## Set task
Where a line below holds the string "this", copy that line.

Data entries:

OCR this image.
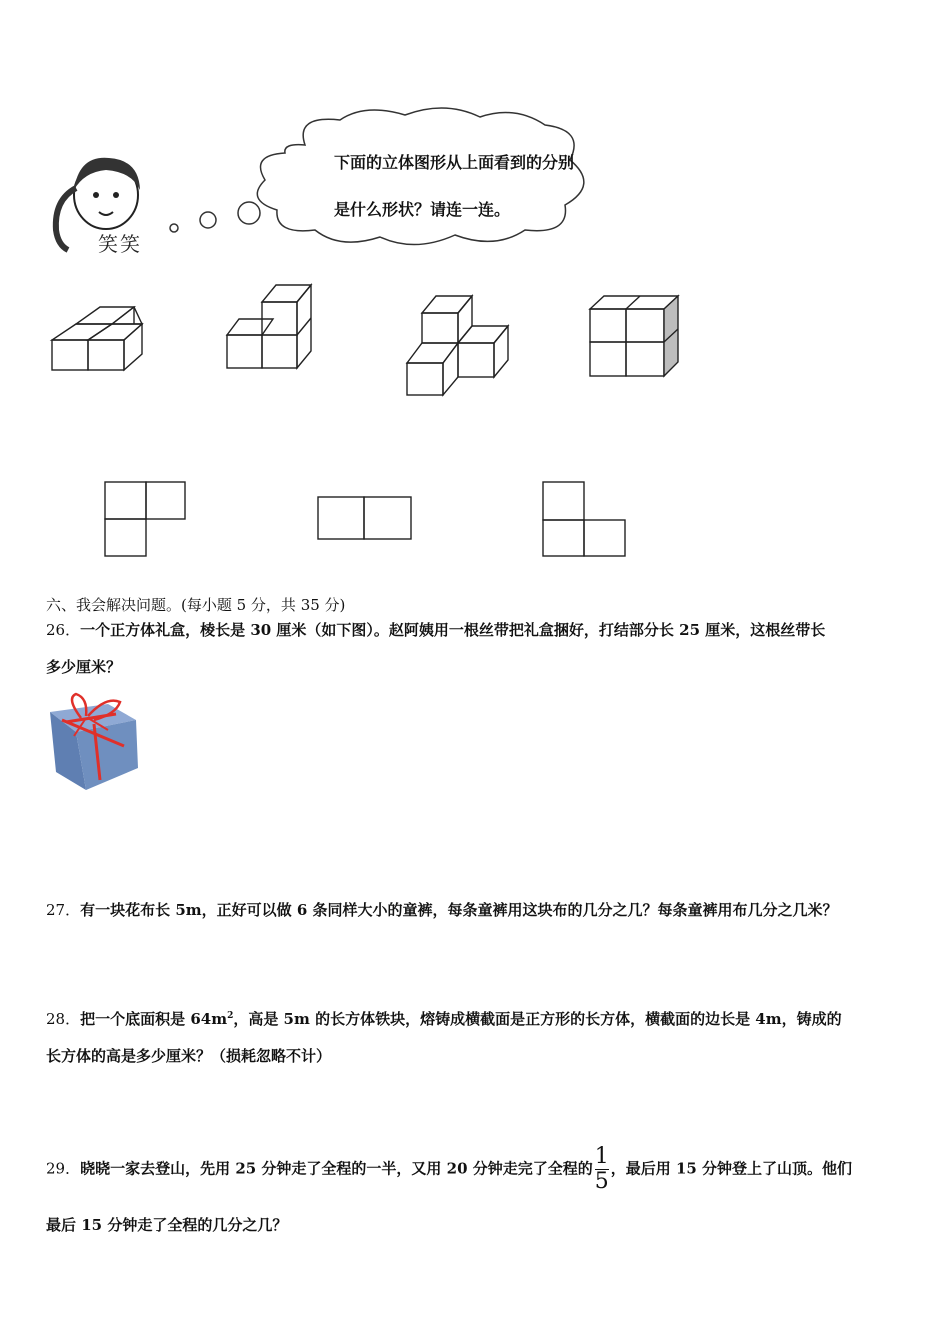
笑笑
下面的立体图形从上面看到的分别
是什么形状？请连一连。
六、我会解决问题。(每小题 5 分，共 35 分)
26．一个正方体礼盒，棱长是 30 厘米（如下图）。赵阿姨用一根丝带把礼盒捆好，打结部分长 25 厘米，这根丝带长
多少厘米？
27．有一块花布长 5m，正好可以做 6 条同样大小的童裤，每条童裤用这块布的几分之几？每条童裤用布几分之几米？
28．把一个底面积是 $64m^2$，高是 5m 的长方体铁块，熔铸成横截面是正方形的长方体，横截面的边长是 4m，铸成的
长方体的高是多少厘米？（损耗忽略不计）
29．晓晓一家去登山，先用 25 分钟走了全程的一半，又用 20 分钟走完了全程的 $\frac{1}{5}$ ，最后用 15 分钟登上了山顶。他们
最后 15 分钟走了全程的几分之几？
* * *
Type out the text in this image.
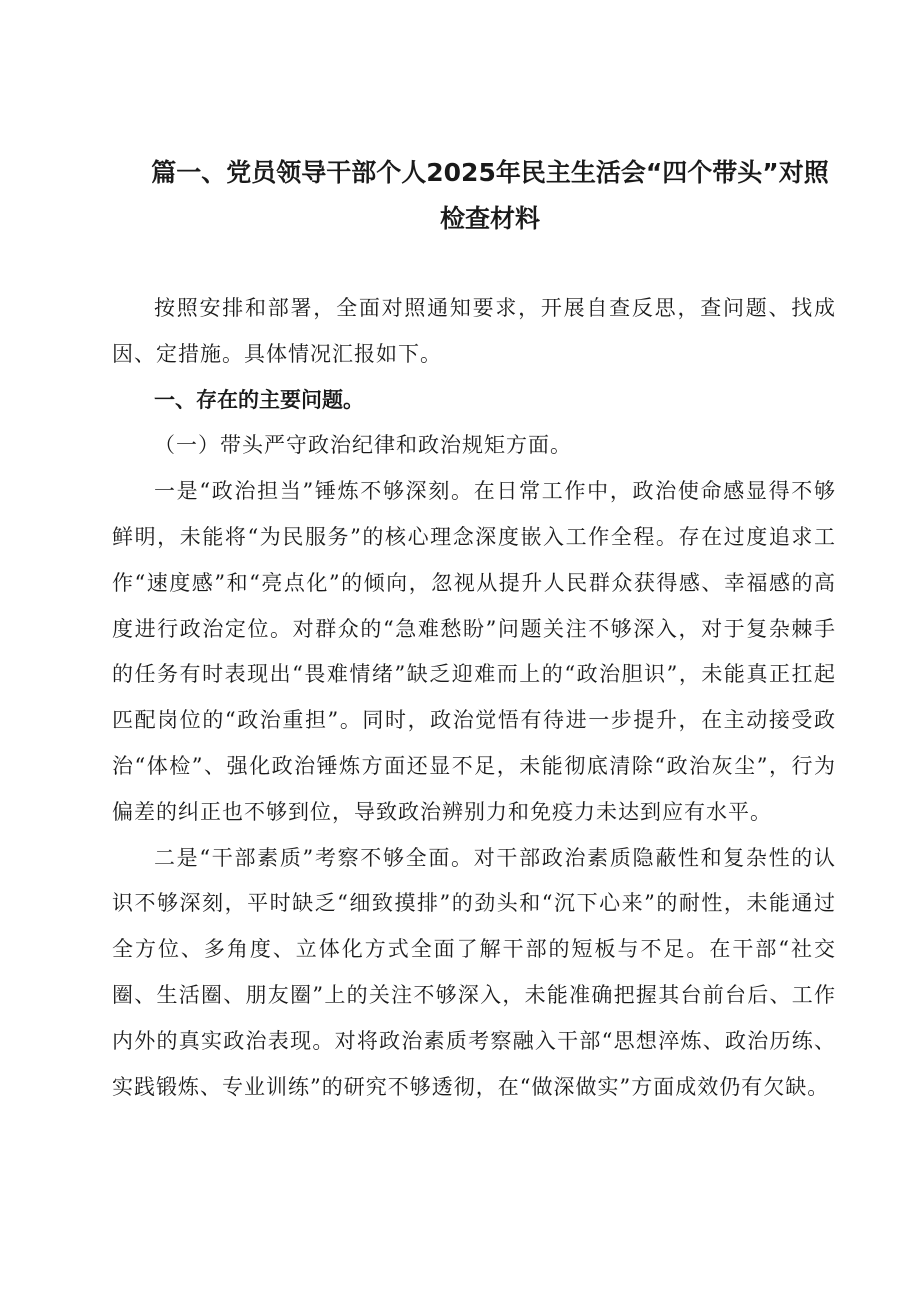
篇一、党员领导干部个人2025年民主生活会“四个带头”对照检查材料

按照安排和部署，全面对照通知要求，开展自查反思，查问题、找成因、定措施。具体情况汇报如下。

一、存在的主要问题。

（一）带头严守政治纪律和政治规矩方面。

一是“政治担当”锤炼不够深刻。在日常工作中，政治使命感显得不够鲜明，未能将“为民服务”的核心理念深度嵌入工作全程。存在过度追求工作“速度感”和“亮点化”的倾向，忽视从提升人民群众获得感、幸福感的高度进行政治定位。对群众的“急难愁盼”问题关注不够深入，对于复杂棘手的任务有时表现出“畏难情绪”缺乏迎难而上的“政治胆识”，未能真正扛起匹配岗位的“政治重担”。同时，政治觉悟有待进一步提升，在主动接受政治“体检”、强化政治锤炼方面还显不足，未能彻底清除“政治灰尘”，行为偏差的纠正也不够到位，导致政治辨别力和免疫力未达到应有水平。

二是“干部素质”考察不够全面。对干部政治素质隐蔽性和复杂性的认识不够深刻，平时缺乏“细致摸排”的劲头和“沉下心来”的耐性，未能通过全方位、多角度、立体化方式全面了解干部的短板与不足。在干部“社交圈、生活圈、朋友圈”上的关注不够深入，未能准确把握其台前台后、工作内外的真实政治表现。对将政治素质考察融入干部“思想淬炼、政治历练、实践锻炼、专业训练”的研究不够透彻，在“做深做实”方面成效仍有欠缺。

## Completed exercise
OCR this image.
Type out the text in this image.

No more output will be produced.